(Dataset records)
━━━
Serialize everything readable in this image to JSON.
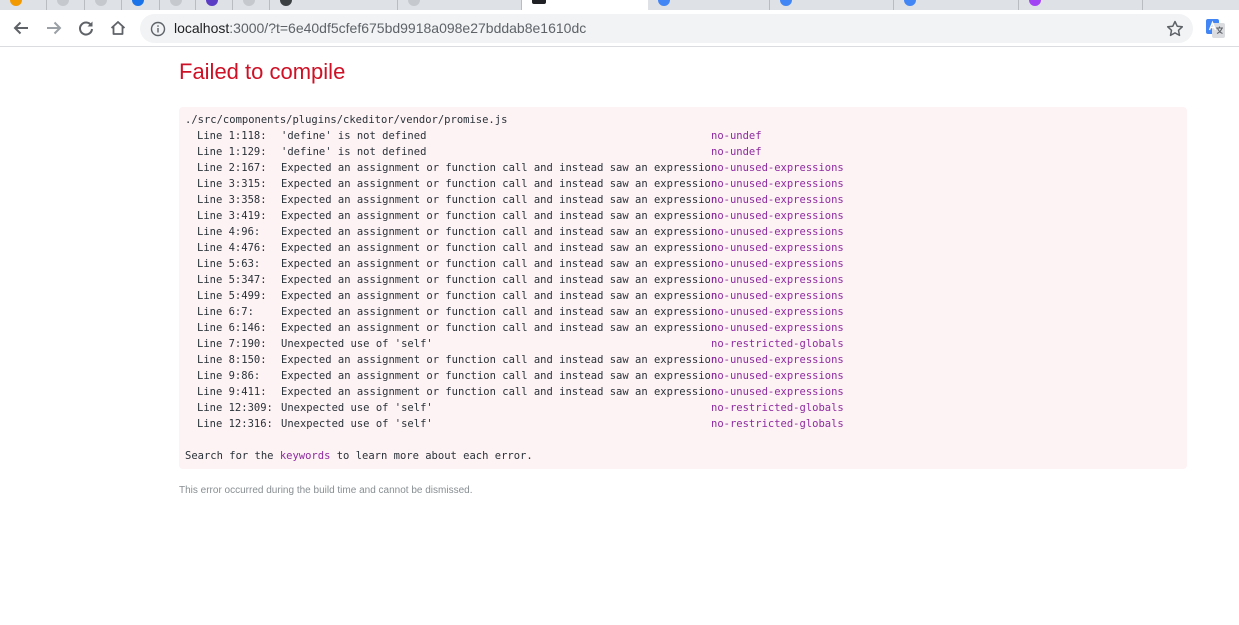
{
  "browser": {
    "url_host": "localhost",
    "url_rest": ":3000/?t=6e40df5cfef675bd9918a098e27bddab8e1610dc"
  },
  "overlay": {
    "title": "Failed to compile",
    "file_path": "./src/components/plugins/ckeditor/vendor/promise.js",
    "errors": [
      {
        "loc": "Line 1:118:",
        "message": "'define' is not defined",
        "rule": "no-undef"
      },
      {
        "loc": "Line 1:129:",
        "message": "'define' is not defined",
        "rule": "no-undef"
      },
      {
        "loc": "Line 2:167:",
        "message": "Expected an assignment or function call and instead saw an expression",
        "rule": "no-unused-expressions"
      },
      {
        "loc": "Line 3:315:",
        "message": "Expected an assignment or function call and instead saw an expression",
        "rule": "no-unused-expressions"
      },
      {
        "loc": "Line 3:358:",
        "message": "Expected an assignment or function call and instead saw an expression",
        "rule": "no-unused-expressions"
      },
      {
        "loc": "Line 3:419:",
        "message": "Expected an assignment or function call and instead saw an expression",
        "rule": "no-unused-expressions"
      },
      {
        "loc": "Line 4:96:",
        "message": "Expected an assignment or function call and instead saw an expression",
        "rule": "no-unused-expressions"
      },
      {
        "loc": "Line 4:476:",
        "message": "Expected an assignment or function call and instead saw an expression",
        "rule": "no-unused-expressions"
      },
      {
        "loc": "Line 5:63:",
        "message": "Expected an assignment or function call and instead saw an expression",
        "rule": "no-unused-expressions"
      },
      {
        "loc": "Line 5:347:",
        "message": "Expected an assignment or function call and instead saw an expression",
        "rule": "no-unused-expressions"
      },
      {
        "loc": "Line 5:499:",
        "message": "Expected an assignment or function call and instead saw an expression",
        "rule": "no-unused-expressions"
      },
      {
        "loc": "Line 6:7:",
        "message": "Expected an assignment or function call and instead saw an expression",
        "rule": "no-unused-expressions"
      },
      {
        "loc": "Line 6:146:",
        "message": "Expected an assignment or function call and instead saw an expression",
        "rule": "no-unused-expressions"
      },
      {
        "loc": "Line 7:190:",
        "message": "Unexpected use of 'self'",
        "rule": "no-restricted-globals"
      },
      {
        "loc": "Line 8:150:",
        "message": "Expected an assignment or function call and instead saw an expression",
        "rule": "no-unused-expressions"
      },
      {
        "loc": "Line 9:86:",
        "message": "Expected an assignment or function call and instead saw an expression",
        "rule": "no-unused-expressions"
      },
      {
        "loc": "Line 9:411:",
        "message": "Expected an assignment or function call and instead saw an expression",
        "rule": "no-unused-expressions"
      },
      {
        "loc": "Line 12:309:",
        "message": "Unexpected use of 'self'",
        "rule": "no-restricted-globals"
      },
      {
        "loc": "Line 12:316:",
        "message": "Unexpected use of 'self'",
        "rule": "no-restricted-globals"
      }
    ],
    "search_prefix": "Search for the ",
    "search_link": "keywords",
    "search_suffix": " to learn more about each error.",
    "note": "This error occurred during the build time and cannot be dismissed."
  },
  "colors": {
    "title_red": "#ce1126",
    "error_bg": "#fdf2f4",
    "rule_purple": "#8e2b9f",
    "note_gray": "#878e91"
  },
  "icons": {
    "back": "arrow-left",
    "forward": "arrow-right",
    "reload": "reload",
    "home": "home",
    "site_info": "info-circle",
    "bookmark": "star",
    "extension": "google-translate"
  }
}
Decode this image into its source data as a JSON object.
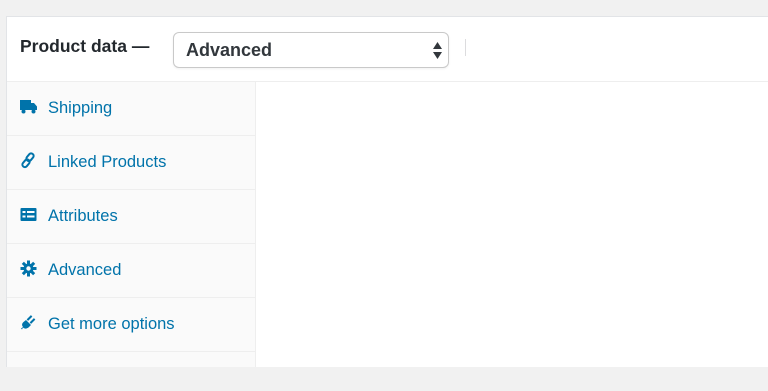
{
  "header": {
    "title": "Product data —",
    "select": {
      "value": "Advanced"
    }
  },
  "tabs": [
    {
      "label": "Shipping",
      "icon": "truck-icon"
    },
    {
      "label": "Linked Products",
      "icon": "link-icon"
    },
    {
      "label": "Attributes",
      "icon": "list-icon"
    },
    {
      "label": "Advanced",
      "icon": "gear-icon"
    },
    {
      "label": "Get more options",
      "icon": "plug-icon"
    }
  ],
  "colors": {
    "link": "#0073aa",
    "text": "#23282d",
    "sidebar_bg": "#fafafa",
    "page_bg": "#f1f1f1"
  }
}
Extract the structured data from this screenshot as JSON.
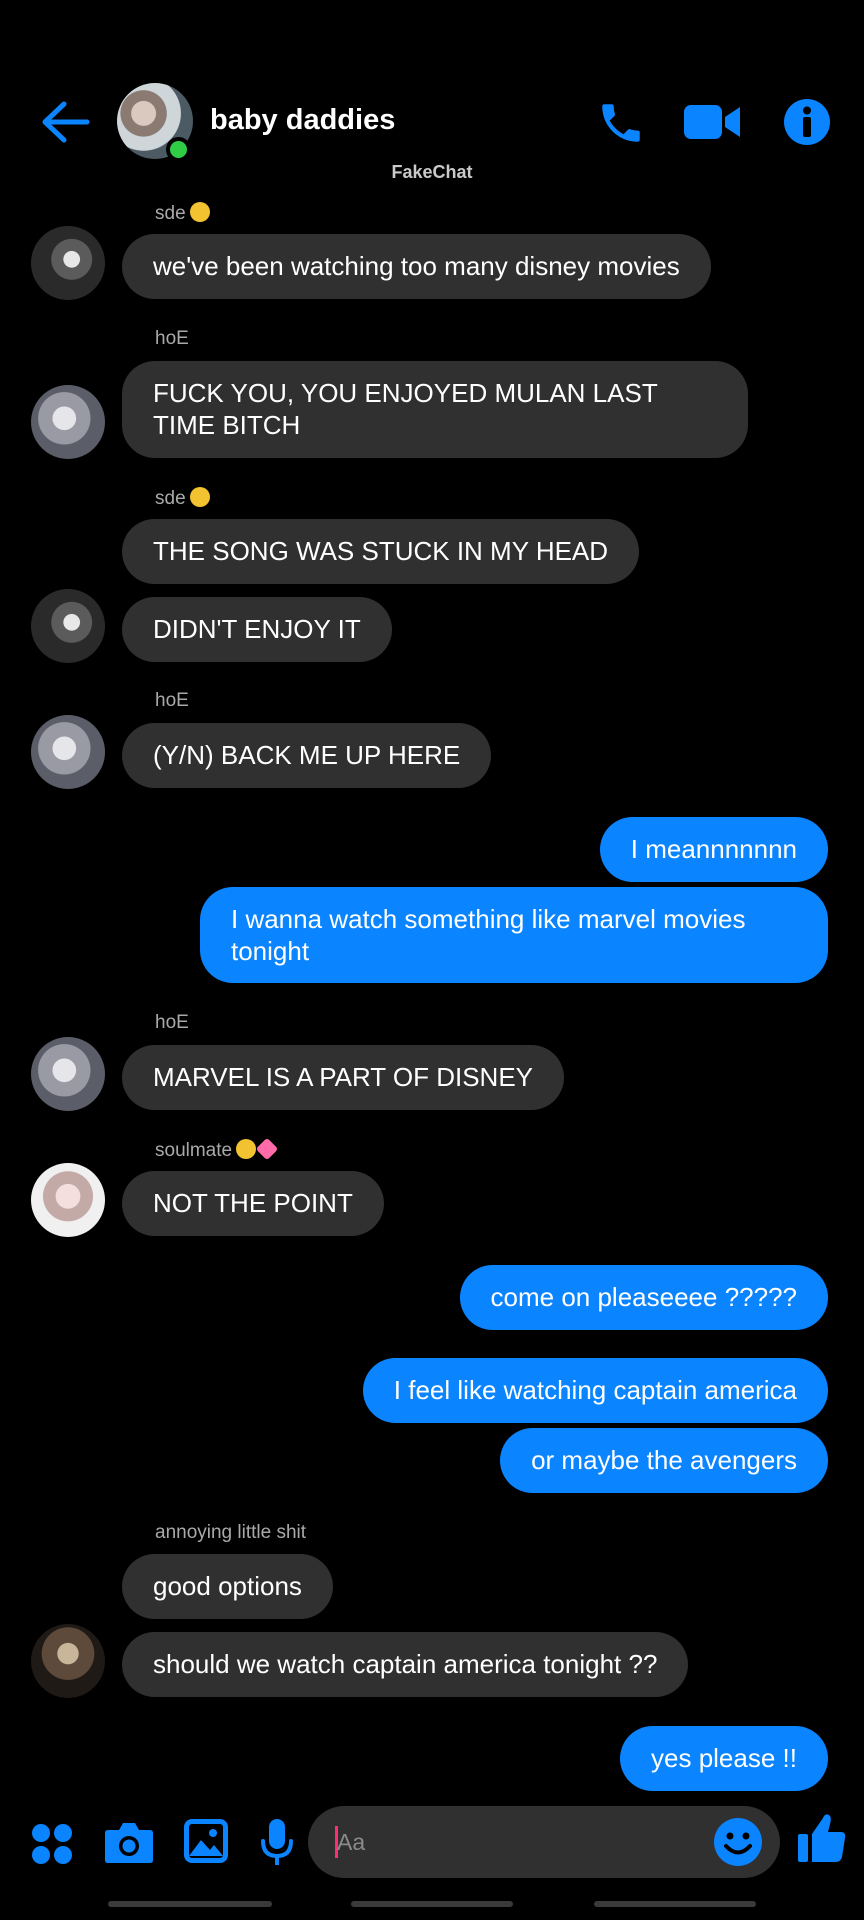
{
  "header": {
    "title": "baby daddies",
    "watermark": "FakeChat"
  },
  "colors": {
    "accent": "#0a84ff",
    "incoming_bubble": "#303030",
    "online": "#31cc46",
    "background": "#000000"
  },
  "messages": [
    {
      "sender": "sde",
      "text": "we've been watching too many disney movies"
    },
    {
      "sender": "hoE",
      "text": "FUCK YOU, YOU ENJOYED MULAN LAST TIME BITCH"
    },
    {
      "sender": "sde",
      "text": "THE SONG WAS STUCK IN MY HEAD"
    },
    {
      "text": "DIDN'T ENJOY IT"
    },
    {
      "sender": "hoE",
      "text": "(Y/N) BACK ME UP HERE"
    },
    {
      "text": "I meannnnnnn"
    },
    {
      "text": "I wanna watch something like marvel movies tonight"
    },
    {
      "sender": "hoE",
      "text": "MARVEL IS A PART OF DISNEY"
    },
    {
      "sender": "soulmate",
      "text": "NOT THE POINT"
    },
    {
      "text": "come on pleaseeee ?????"
    },
    {
      "text": "I feel like watching captain america"
    },
    {
      "text": "or maybe the avengers"
    },
    {
      "sender": "annoying little shit",
      "text": "good options"
    },
    {
      "text": "should we watch captain america tonight ??"
    },
    {
      "text": "yes please !!"
    }
  ],
  "composer": {
    "placeholder": "Aa"
  },
  "icons": [
    "back-arrow-icon",
    "phone-icon",
    "video-call-icon",
    "info-icon",
    "apps-grid-icon",
    "camera-icon",
    "gallery-icon",
    "microphone-icon",
    "emoji-icon",
    "thumbs-up-icon"
  ]
}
━━━
→ **TASK DETAILS**: Quote each line of the listing exactly, but leave the pictures out.

→ **COMPLETE OUTPUT**:
Serialize everything readable in this image to JSON.
{
  "browser": {
    "url_host": "localhost",
    "url_rest": ":3000/?t=6e40df5cfef675bd9918a098e27bddab8e1610dc"
  },
  "overlay": {
    "title": "Failed to compile",
    "file_path": "./src/components/plugins/ckeditor/vendor/promise.js",
    "errors": [
      {
        "loc": "Line 1:118:",
        "message": "'define' is not defined",
        "rule": "no-undef"
      },
      {
        "loc": "Line 1:129:",
        "message": "'define' is not defined",
        "rule": "no-undef"
      },
      {
        "loc": "Line 2:167:",
        "message": "Expected an assignment or function call and instead saw an expression",
        "rule": "no-unused-expressions"
      },
      {
        "loc": "Line 3:315:",
        "message": "Expected an assignment or function call and instead saw an expression",
        "rule": "no-unused-expressions"
      },
      {
        "loc": "Line 3:358:",
        "message": "Expected an assignment or function call and instead saw an expression",
        "rule": "no-unused-expressions"
      },
      {
        "loc": "Line 3:419:",
        "message": "Expected an assignment or function call and instead saw an expression",
        "rule": "no-unused-expressions"
      },
      {
        "loc": "Line 4:96:",
        "message": "Expected an assignment or function call and instead saw an expression",
        "rule": "no-unused-expressions"
      },
      {
        "loc": "Line 4:476:",
        "message": "Expected an assignment or function call and instead saw an expression",
        "rule": "no-unused-expressions"
      },
      {
        "loc": "Line 5:63:",
        "message": "Expected an assignment or function call and instead saw an expression",
        "rule": "no-unused-expressions"
      },
      {
        "loc": "Line 5:347:",
        "message": "Expected an assignment or function call and instead saw an expression",
        "rule": "no-unused-expressions"
      },
      {
        "loc": "Line 5:499:",
        "message": "Expected an assignment or function call and instead saw an expression",
        "rule": "no-unused-expressions"
      },
      {
        "loc": "Line 6:7:",
        "message": "Expected an assignment or function call and instead saw an expression",
        "rule": "no-unused-expressions"
      },
      {
        "loc": "Line 6:146:",
        "message": "Expected an assignment or function call and instead saw an expression",
        "rule": "no-unused-expressions"
      },
      {
        "loc": "Line 7:190:",
        "message": "Unexpected use of 'self'",
        "rule": "no-restricted-globals"
      },
      {
        "loc": "Line 8:150:",
        "message": "Expected an assignment or function call and instead saw an expression",
        "rule": "no-unused-expressions"
      },
      {
        "loc": "Line 9:86:",
        "message": "Expected an assignment or function call and instead saw an expression",
        "rule": "no-unused-expressions"
      },
      {
        "loc": "Line 9:411:",
        "message": "Expected an assignment or function call and instead saw an expression",
        "rule": "no-unused-expressions"
      },
      {
        "loc": "Line 12:309:",
        "message": "Unexpected use of 'self'",
        "rule": "no-restricted-globals"
      },
      {
        "loc": "Line 12:316:",
        "message": "Unexpected use of 'self'",
        "rule": "no-restricted-globals"
      }
    ],
    "search_prefix": "Search for the ",
    "search_link": "keywords",
    "search_suffix": " to learn more about each error.",
    "note": "This error occurred during the build time and cannot be dismissed."
  },
  "colors": {
    "title_red": "#ce1126",
    "error_bg": "#fdf2f4",
    "rule_purple": "#8e2b9f",
    "note_gray": "#878e91"
  },
  "icons": {
    "back": "arrow-left",
    "forward": "arrow-right",
    "reload": "reload",
    "home": "home",
    "site_info": "info-circle",
    "bookmark": "star",
    "extension": "google-translate"
  }
}
Decode this image into its source data as a JSON object.
{
  "header": {
    "title": "Product data —",
    "select": {
      "value": "Advanced"
    }
  },
  "tabs": [
    {
      "label": "Shipping",
      "icon": "truck-icon"
    },
    {
      "label": "Linked Products",
      "icon": "link-icon"
    },
    {
      "label": "Attributes",
      "icon": "list-icon"
    },
    {
      "label": "Advanced",
      "icon": "gear-icon"
    },
    {
      "label": "Get more options",
      "icon": "plug-icon"
    }
  ],
  "colors": {
    "link": "#0073aa",
    "text": "#23282d",
    "sidebar_bg": "#fafafa",
    "page_bg": "#f1f1f1"
  }
}
Extract the structured data from this screenshot as JSON.
{
  "header": {
    "title": "baby daddies",
    "watermark": "FakeChat"
  },
  "colors": {
    "accent": "#0a84ff",
    "incoming_bubble": "#303030",
    "online": "#31cc46",
    "background": "#000000"
  },
  "messages": [
    {
      "sender": "sde",
      "text": "we've been watching too many disney movies"
    },
    {
      "sender": "hoE",
      "text": "FUCK YOU, YOU ENJOYED MULAN LAST TIME BITCH"
    },
    {
      "sender": "sde",
      "text": "THE SONG WAS STUCK IN MY HEAD"
    },
    {
      "text": "DIDN'T ENJOY IT"
    },
    {
      "sender": "hoE",
      "text": "(Y/N) BACK ME UP HERE"
    },
    {
      "text": "I meannnnnnn"
    },
    {
      "text": "I wanna watch something like marvel movies tonight"
    },
    {
      "sender": "hoE",
      "text": "MARVEL IS A PART OF DISNEY"
    },
    {
      "sender": "soulmate",
      "text": "NOT THE POINT"
    },
    {
      "text": "come on pleaseeee ?????"
    },
    {
      "text": "I feel like watching captain america"
    },
    {
      "text": "or maybe the avengers"
    },
    {
      "sender": "annoying little shit",
      "text": "good options"
    },
    {
      "text": "should we watch captain america tonight ??"
    },
    {
      "text": "yes please !!"
    }
  ],
  "composer": {
    "placeholder": "Aa"
  },
  "icons": [
    "back-arrow-icon",
    "phone-icon",
    "video-call-icon",
    "info-icon",
    "apps-grid-icon",
    "camera-icon",
    "gallery-icon",
    "microphone-icon",
    "emoji-icon",
    "thumbs-up-icon"
  ]
}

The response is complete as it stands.